■ What to produce
Without the pictures, set down the records below word for word.

■ Dataset extract
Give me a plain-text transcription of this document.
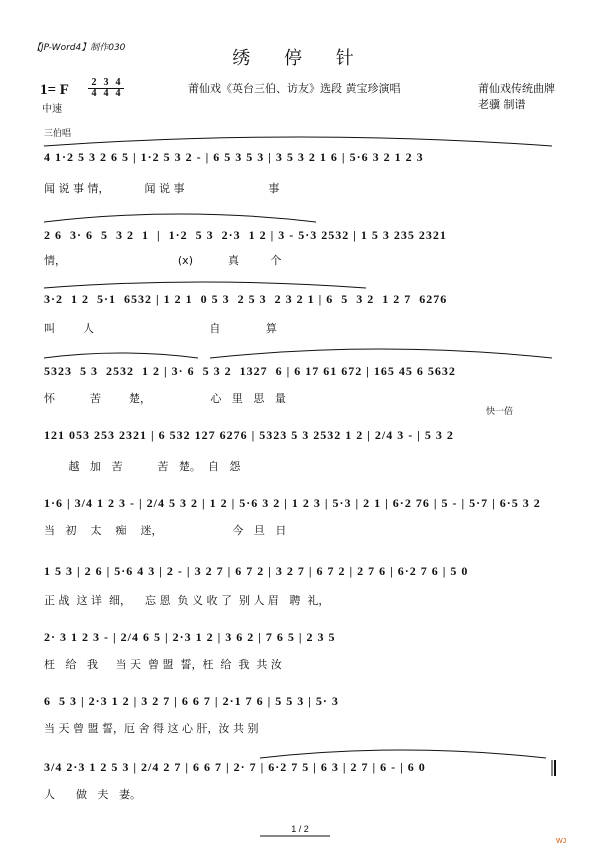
【JP-Word4】制作030	绣 停 针
1= F	2
4
3
4
4
4
中速
莆仙戏《英台三伯、访友》选段 黄宝珍演唱	莆仙戏传统曲牌
老骥 制谱
三伯唱
快一倍
4 1·2 5 3 2 6 5 | 1·2 5 3 2 - | 6 5 3 5 3 | 3 5 3 2 1 6 | 5·6 3 2 1 2 3
闻 说 事 情，          闻 说 事                        事
2 6  3· 6  5  3 2  1  |  1·2  5 3  2·3  1 2 | 3 - 5·3 2532 | 1 5 3 235 2321
情，                                (x)          真         个
3·2  1 2  5·1  6532 | 1 2 1  0 5 3  2 5 3  2 3 2 1 | 6  5  3 2  1 2 7  6276
叫        人                                 自             算
5323  5 3  2532  1 2 | 3· 6  5 3 2  1327  6 | 6 17 61 672 | 165 45 6 5632
怀          苦        楚，                 心   里   思   量
121 053 253 2321 | 6 532 127 6276 | 5323 5 3 2532 1 2 | 2/4 3 - | 5 3 2
越   加   苦          苦   楚。  自   怨
1·6 | 3/4 1 2 3 - | 2/4 5 3 2 | 1 2 | 5·6 3 2 | 1 2 3 | 5·3 | 2 1 | 6·2 76 | 5 - | 5·7 | 6·5 3 2
当   初    太    痴    迷，                    今   旦   日
1 5 3 | 2 6 | 5·6 4 3 | 2 - | 3 2 7 | 6 7 2 | 3 2 7 | 6 7 2 | 2 7 6 | 6·2 7 6 | 5 0
正 战  这 详  细，    忘 恩  负 义 收 了  别 人 眉   聘  礼，
2· 3 1 2 3 - | 2/4 6 5 | 2·3 1 2 | 3 6 2 | 7 6 5 | 2 3 5
枉   给   我     当 天  曾 盟  誓，枉  给  我  共 汝
6  5 3 | 2·3 1 2 | 3 2 7 | 6 6 7 | 2·1 7 6 | 5 5 3 | 5· 3
当 天 曾 盟 誓，厄 舍 得 这 心 肝，汝 共 别
3/4 2·3 1 2 5 3 | 2/4 2 7 | 6 6 7 | 2· 7 | 6·2 7 5 | 6 3 | 2 7 | 6 - | 6 0
人      做   夫   妻。
1 / 2
WJ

■ Reply
Give me a plain-text transcription of this document.
【JP-Word4】制作030	绣 停 针
1= F	2
4
3
4
4
4
中速
莆仙戏《英台三伯、访友》选段 黄宝珍演唱	莆仙戏传统曲牌
老骥 制谱
三伯唱
快一倍
4 1·2 5 3 2 6 5 | 1·2 5 3 2 - | 6 5 3 5 3 | 3 5 3 2 1 6 | 5·6 3 2 1 2 3
闻 说 事 情，          闻 说 事                        事
2 6  3· 6  5  3 2  1  |  1·2  5 3  2·3  1 2 | 3 - 5·3 2532 | 1 5 3 235 2321
情，                                (x)          真         个
3·2  1 2  5·1  6532 | 1 2 1  0 5 3  2 5 3  2 3 2 1 | 6  5  3 2  1 2 7  6276
叫        人                                 自             算
5323  5 3  2532  1 2 | 3· 6  5 3 2  1327  6 | 6 17 61 672 | 165 45 6 5632
怀          苦        楚，                 心   里   思   量
121 053 253 2321 | 6 532 127 6276 | 5323 5 3 2532 1 2 | 2/4 3 - | 5 3 2
越   加   苦          苦   楚。  自   怨
1·6 | 3/4 1 2 3 - | 2/4 5 3 2 | 1 2 | 5·6 3 2 | 1 2 3 | 5·3 | 2 1 | 6·2 76 | 5 - | 5·7 | 6·5 3 2
当   初    太    痴    迷，                    今   旦   日
1 5 3 | 2 6 | 5·6 4 3 | 2 - | 3 2 7 | 6 7 2 | 3 2 7 | 6 7 2 | 2 7 6 | 6·2 7 6 | 5 0
正 战  这 详  细，    忘 恩  负 义 收 了  别 人 眉   聘  礼，
2· 3 1 2 3 - | 2/4 6 5 | 2·3 1 2 | 3 6 2 | 7 6 5 | 2 3 5
枉   给   我     当 天  曾 盟  誓，枉  给  我  共 汝
6  5 3 | 2·3 1 2 | 3 2 7 | 6 6 7 | 2·1 7 6 | 5 5 3 | 5· 3
当 天 曾 盟 誓，厄 舍 得 这 心 肝，汝 共 别
3/4 2·3 1 2 5 3 | 2/4 2 7 | 6 6 7 | 2· 7 | 6·2 7 5 | 6 3 | 2 7 | 6 - | 6 0
人      做   夫   妻。
1 / 2
WJ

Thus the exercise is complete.